◆ Your objective ◆
Copy out all the records, word for word.

◆ Working data ◆
===

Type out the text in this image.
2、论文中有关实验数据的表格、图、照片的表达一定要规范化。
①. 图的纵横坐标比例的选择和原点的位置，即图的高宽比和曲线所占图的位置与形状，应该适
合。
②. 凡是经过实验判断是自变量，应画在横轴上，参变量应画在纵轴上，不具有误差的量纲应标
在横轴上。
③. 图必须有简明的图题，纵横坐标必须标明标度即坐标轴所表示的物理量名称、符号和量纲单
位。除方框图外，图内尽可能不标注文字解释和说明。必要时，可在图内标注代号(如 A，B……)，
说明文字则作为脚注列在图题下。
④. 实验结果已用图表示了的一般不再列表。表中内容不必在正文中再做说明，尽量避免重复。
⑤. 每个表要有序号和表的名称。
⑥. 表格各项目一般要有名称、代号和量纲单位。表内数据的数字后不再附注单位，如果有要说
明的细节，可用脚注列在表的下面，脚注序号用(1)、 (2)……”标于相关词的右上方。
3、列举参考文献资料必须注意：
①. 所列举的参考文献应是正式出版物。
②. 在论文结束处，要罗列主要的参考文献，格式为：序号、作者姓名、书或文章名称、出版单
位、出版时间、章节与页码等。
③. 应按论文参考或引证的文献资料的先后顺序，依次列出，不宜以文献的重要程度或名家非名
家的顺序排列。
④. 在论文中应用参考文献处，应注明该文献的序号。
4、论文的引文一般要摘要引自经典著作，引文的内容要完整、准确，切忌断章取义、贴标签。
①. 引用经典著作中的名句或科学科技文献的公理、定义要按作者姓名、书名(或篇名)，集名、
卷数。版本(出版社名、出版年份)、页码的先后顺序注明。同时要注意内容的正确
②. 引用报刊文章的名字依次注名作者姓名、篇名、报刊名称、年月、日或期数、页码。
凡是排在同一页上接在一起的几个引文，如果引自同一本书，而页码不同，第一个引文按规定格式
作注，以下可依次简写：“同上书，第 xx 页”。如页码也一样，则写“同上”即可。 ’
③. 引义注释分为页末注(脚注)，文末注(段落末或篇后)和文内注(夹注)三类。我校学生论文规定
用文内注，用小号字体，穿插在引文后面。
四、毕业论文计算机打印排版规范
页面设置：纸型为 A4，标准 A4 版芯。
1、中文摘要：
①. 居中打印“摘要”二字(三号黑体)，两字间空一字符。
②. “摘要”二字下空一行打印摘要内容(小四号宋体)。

===

◆ Solved exercise ◆
Type out the text in this image.
2、论文中有关实验数据的表格、图、照片的表达一定要规范化。
①. 图的纵横坐标比例的选择和原点的位置，即图的高宽比和曲线所占图的位置与形状，应该适
合。
②. 凡是经过实验判断是自变量，应画在横轴上，参变量应画在纵轴上，不具有误差的量纲应标
在横轴上。
③. 图必须有简明的图题，纵横坐标必须标明标度即坐标轴所表示的物理量名称、符号和量纲单
位。除方框图外，图内尽可能不标注文字解释和说明。必要时，可在图内标注代号(如 A，B……)，
说明文字则作为脚注列在图题下。
④. 实验结果已用图表示了的一般不再列表。表中内容不必在正文中再做说明，尽量避免重复。
⑤. 每个表要有序号和表的名称。
⑥. 表格各项目一般要有名称、代号和量纲单位。表内数据的数字后不再附注单位，如果有要说
明的细节，可用脚注列在表的下面，脚注序号用(1)、 (2)……”标于相关词的右上方。
3、列举参考文献资料必须注意：
①. 所列举的参考文献应是正式出版物。
②. 在论文结束处，要罗列主要的参考文献，格式为：序号、作者姓名、书或文章名称、出版单
位、出版时间、章节与页码等。
③. 应按论文参考或引证的文献资料的先后顺序，依次列出，不宜以文献的重要程度或名家非名
家的顺序排列。
④. 在论文中应用参考文献处，应注明该文献的序号。
4、论文的引文一般要摘要引自经典著作，引文的内容要完整、准确，切忌断章取义、贴标签。
①. 引用经典著作中的名句或科学科技文献的公理、定义要按作者姓名、书名(或篇名)，集名、
卷数。版本(出版社名、出版年份)、页码的先后顺序注明。同时要注意内容的正确
②. 引用报刊文章的名字依次注名作者姓名、篇名、报刊名称、年月、日或期数、页码。
凡是排在同一页上接在一起的几个引文，如果引自同一本书，而页码不同，第一个引文按规定格式
作注，以下可依次简写：“同上书，第 xx 页”。如页码也一样，则写“同上”即可。 ’
③. 引义注释分为页末注(脚注)，文末注(段落末或篇后)和文内注(夹注)三类。我校学生论文规定
用文内注，用小号字体，穿插在引文后面。
四、毕业论文计算机打印排版规范
页面设置：纸型为 A4，标准 A4 版芯。
1、中文摘要：
①. 居中打印“摘要”二字(三号黑体)，两字间空一字符。
②. “摘要”二字下空一行打印摘要内容(小四号宋体)。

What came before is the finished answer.